Input records:
(begin)

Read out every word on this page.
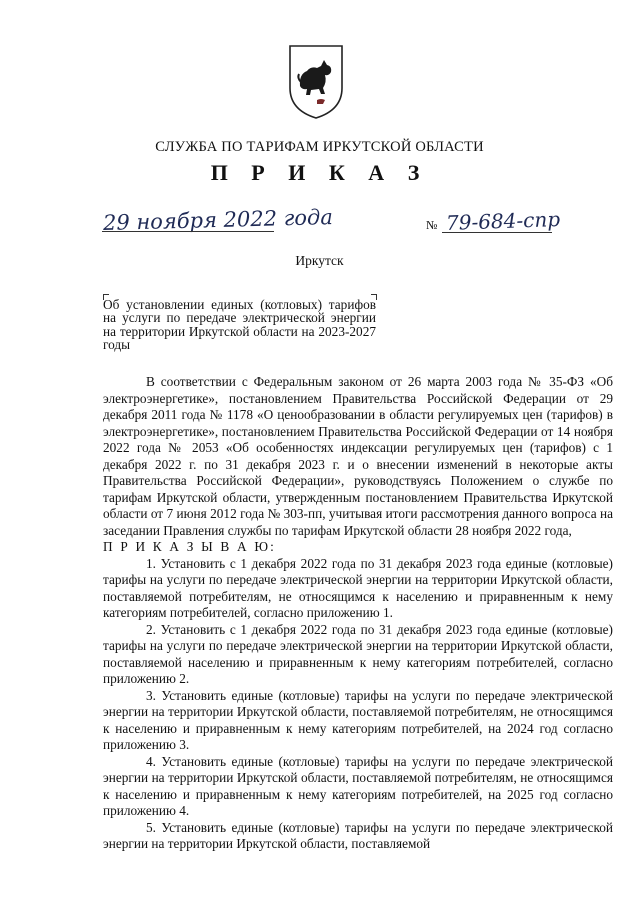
СЛУЖБА ПО ТАРИФАМ ИРКУТСКОЙ ОБЛАСТИ
П Р И К А З
29 ноября 2022 года	№ 79-684-спр
Иркутск
Об установлении единых (котловых) тарифов на услуги по передаче электрической энергии на территории Иркутской области на 2023-2027 годы

В соответствии с Федеральным законом от 26 марта 2003 года № 35-ФЗ «Об электроэнергетике», постановлением Правительства Российской Федерации от 29 декабря 2011 года № 1178 «О ценообразовании в области регулируемых цен (тарифов) в электроэнергетике», постановлением Правительства Российской Федерации от 14 ноября 2022 года № 2053 «Об особенностях индексации регулируемых цен (тарифов) с 1 декабря 2022 г. по 31 декабря 2023 г. и о внесении изменений в некоторые акты Правительства Российской Федерации», руководствуясь Положением о службе по тарифам Иркутской области, утвержденным постановлением Правительства Иркутской области от 7 июня 2012 года № 303-пп, учитывая итоги рассмотрения данного вопроса на заседании Правления службы по тарифам Иркутской области 28 ноября 2022 года,

П Р И К А З Ы В А Ю:

1. Установить с 1 декабря 2022 года по 31 декабря 2023 года единые (котловые) тарифы на услуги по передаче электрической энергии на территории Иркутской области, поставляемой потребителям, не относящимся к населению и приравненным к нему категориям потребителей, согласно приложению 1.

2. Установить с 1 декабря 2022 года по 31 декабря 2023 года единые (котловые) тарифы на услуги по передаче электрической энергии на территории Иркутской области, поставляемой населению и приравненным к нему категориям потребителей, согласно приложению 2.

3. Установить единые (котловые) тарифы на услуги по передаче электрической энергии на территории Иркутской области, поставляемой потребителям, не относящимся к населению и приравненным к нему категориям потребителей, на 2024 год согласно приложению 3.

4. Установить единые (котловые) тарифы на услуги по передаче электрической энергии на территории Иркутской области, поставляемой потребителям, не относящимся к населению и приравненным к нему категориям потребителей, на 2025 год согласно приложению 4.

5. Установить единые (котловые) тарифы на услуги по передаче электрической энергии на территории Иркутской области, поставляемой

(end)

Exercise: Every line of the data should be copied as it stands, without the images.

Response:
Read out every word on this page.
СЛУЖБА ПО ТАРИФАМ ИРКУТСКОЙ ОБЛАСТИ
П Р И К А З
29 ноября 2022 года	№ 79-684-спр
Иркутск
Об установлении единых (котловых) тарифов на услуги по передаче электрической энергии на территории Иркутской области на 2023-2027 годы

В соответствии с Федеральным законом от 26 марта 2003 года № 35-ФЗ «Об электроэнергетике», постановлением Правительства Российской Федерации от 29 декабря 2011 года № 1178 «О ценообразовании в области регулируемых цен (тарифов) в электроэнергетике», постановлением Правительства Российской Федерации от 14 ноября 2022 года № 2053 «Об особенностях индексации регулируемых цен (тарифов) с 1 декабря 2022 г. по 31 декабря 2023 г. и о внесении изменений в некоторые акты Правительства Российской Федерации», руководствуясь Положением о службе по тарифам Иркутской области, утвержденным постановлением Правительства Иркутской области от 7 июня 2012 года № 303-пп, учитывая итоги рассмотрения данного вопроса на заседании Правления службы по тарифам Иркутской области 28 ноября 2022 года,

П Р И К А З Ы В А Ю:

1. Установить с 1 декабря 2022 года по 31 декабря 2023 года единые (котловые) тарифы на услуги по передаче электрической энергии на территории Иркутской области, поставляемой потребителям, не относящимся к населению и приравненным к нему категориям потребителей, согласно приложению 1.

2. Установить с 1 декабря 2022 года по 31 декабря 2023 года единые (котловые) тарифы на услуги по передаче электрической энергии на территории Иркутской области, поставляемой населению и приравненным к нему категориям потребителей, согласно приложению 2.

3. Установить единые (котловые) тарифы на услуги по передаче электрической энергии на территории Иркутской области, поставляемой потребителям, не относящимся к населению и приравненным к нему категориям потребителей, на 2024 год согласно приложению 3.

4. Установить единые (котловые) тарифы на услуги по передаче электрической энергии на территории Иркутской области, поставляемой потребителям, не относящимся к населению и приравненным к нему категориям потребителей, на 2025 год согласно приложению 4.

5. Установить единые (котловые) тарифы на услуги по передаче электрической энергии на территории Иркутской области, поставляемой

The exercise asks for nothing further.